(Problem requirements)
From the listing below, pull out all lines with "обыкновенно" in them.

(Working data)
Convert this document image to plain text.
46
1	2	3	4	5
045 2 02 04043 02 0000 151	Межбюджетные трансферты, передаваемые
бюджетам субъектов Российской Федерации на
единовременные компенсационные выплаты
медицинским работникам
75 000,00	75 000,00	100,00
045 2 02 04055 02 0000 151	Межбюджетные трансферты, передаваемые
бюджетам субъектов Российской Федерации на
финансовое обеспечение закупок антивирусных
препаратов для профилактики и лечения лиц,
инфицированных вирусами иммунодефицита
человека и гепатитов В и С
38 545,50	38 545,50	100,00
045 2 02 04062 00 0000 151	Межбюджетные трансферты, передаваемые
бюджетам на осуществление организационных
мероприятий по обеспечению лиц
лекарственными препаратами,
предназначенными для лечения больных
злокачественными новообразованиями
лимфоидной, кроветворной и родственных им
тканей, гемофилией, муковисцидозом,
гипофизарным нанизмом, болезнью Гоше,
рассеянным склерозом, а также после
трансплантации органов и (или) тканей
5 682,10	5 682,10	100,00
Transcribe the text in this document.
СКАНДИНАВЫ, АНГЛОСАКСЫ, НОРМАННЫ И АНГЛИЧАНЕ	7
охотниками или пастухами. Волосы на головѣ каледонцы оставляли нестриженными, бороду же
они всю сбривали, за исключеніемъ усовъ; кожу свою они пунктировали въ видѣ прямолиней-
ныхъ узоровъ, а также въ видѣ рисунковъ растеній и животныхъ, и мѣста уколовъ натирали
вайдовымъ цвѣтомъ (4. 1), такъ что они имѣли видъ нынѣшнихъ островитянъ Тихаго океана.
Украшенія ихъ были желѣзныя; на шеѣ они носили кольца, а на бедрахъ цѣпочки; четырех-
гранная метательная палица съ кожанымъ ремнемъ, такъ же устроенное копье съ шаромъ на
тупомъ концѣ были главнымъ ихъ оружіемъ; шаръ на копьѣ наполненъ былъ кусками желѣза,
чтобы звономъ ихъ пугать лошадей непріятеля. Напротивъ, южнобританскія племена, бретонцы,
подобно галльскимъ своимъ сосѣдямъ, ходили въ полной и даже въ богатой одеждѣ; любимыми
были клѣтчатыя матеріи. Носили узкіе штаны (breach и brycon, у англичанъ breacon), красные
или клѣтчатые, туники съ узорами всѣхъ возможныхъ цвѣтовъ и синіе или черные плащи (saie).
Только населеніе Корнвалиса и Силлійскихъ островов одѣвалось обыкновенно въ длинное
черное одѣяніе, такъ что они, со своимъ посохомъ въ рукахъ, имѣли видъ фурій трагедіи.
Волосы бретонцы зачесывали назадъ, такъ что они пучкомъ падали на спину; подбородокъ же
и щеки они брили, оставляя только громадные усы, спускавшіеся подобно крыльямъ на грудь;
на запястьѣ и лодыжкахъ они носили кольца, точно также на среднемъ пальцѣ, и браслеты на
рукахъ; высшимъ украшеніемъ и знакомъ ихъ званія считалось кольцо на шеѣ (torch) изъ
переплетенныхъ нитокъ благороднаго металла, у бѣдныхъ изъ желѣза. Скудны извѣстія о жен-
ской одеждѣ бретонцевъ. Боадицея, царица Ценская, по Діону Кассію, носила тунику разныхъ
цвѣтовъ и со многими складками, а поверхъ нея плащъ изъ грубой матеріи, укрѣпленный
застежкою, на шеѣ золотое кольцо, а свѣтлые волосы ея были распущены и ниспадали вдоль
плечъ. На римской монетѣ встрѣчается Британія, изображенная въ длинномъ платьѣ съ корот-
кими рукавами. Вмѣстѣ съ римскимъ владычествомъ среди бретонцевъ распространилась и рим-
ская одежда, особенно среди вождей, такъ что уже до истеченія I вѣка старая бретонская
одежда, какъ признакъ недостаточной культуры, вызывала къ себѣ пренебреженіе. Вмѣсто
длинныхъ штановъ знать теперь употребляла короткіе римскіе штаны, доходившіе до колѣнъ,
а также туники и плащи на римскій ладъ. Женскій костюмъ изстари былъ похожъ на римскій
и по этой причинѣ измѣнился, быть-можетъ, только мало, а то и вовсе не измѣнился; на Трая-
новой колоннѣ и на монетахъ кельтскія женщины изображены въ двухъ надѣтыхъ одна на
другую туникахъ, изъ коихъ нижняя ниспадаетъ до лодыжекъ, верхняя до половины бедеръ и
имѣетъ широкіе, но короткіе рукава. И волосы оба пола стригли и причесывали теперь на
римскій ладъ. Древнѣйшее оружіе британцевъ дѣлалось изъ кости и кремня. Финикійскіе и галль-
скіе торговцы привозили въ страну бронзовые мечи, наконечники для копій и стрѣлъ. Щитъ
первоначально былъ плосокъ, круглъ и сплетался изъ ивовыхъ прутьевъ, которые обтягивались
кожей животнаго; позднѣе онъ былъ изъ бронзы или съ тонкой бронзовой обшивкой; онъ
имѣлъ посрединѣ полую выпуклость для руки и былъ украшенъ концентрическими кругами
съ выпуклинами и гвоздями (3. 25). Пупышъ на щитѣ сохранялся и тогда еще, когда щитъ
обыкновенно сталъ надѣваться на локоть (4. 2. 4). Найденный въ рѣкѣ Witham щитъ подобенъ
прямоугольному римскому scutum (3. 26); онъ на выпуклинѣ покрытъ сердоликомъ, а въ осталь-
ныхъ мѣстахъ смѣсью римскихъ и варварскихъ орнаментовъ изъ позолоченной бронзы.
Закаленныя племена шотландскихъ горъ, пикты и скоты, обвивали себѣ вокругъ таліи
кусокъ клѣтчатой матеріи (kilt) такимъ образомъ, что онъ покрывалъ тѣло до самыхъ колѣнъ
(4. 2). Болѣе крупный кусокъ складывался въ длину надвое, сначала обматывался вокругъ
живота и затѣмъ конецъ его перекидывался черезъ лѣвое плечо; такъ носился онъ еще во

(Exercise response)
Только населеніе Корнвалиса и Силлійскихъ островов одѣвалось обыкновенно въ длинное
обыкновенно сталъ надѣваться на локоть (4. 2. 4). Найденный въ рѣкѣ Witham щитъ подобенъ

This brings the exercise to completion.